Task to carry out
Lay out the entries from the start through the line containing "145, 138, 158]" as a two-column CSV with the columns instruction and response. Give one row per entry, put each field in quotation marks with line breaks turned into spaces, and leave the pictures out of the answer.

Annotated region listings

⁂

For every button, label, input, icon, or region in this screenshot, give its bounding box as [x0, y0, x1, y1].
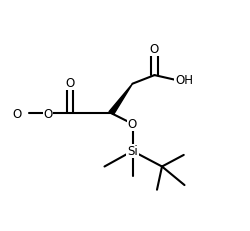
Text: O: O	[66, 77, 74, 90]
Text: O: O	[12, 107, 21, 120]
Text: O: O	[128, 118, 137, 131]
Polygon shape	[109, 84, 132, 115]
Text: Si: Si	[127, 145, 138, 158]
Text: OH: OH	[175, 74, 193, 87]
Text: O: O	[150, 43, 159, 56]
Text: O: O	[44, 107, 52, 120]
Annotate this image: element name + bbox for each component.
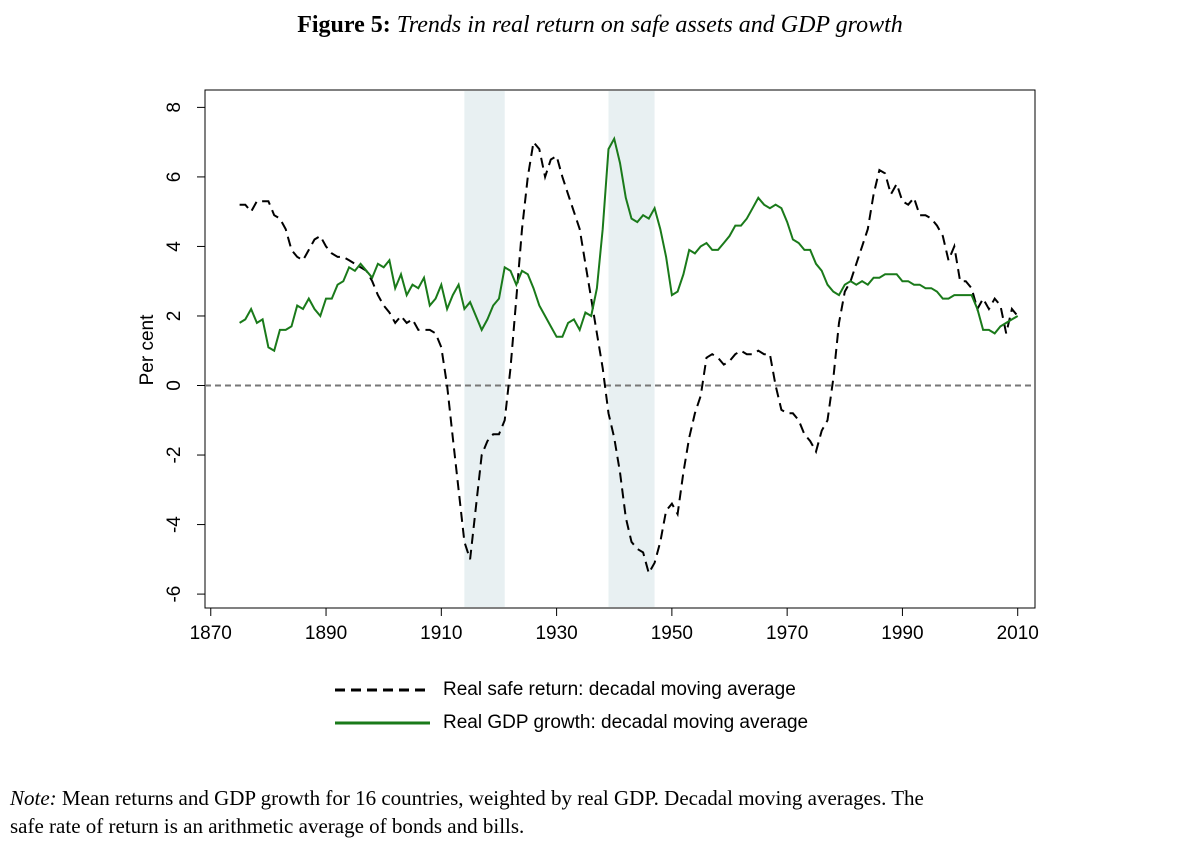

⁂

Exercise solution
instruction,response
"For every button, label, input, icon, or region in this screenshot, give its bounding box as [x0, y0, x1, y1].","Text: O: O	[66, 77, 74, 90] Text: O: O	[12, 107, 21, 120] Text: O: O	[128, 118, 137, 131] Polygon shape	[109, 84, 132, 115] Text: Si: Si	[127, 145, 138, 158]"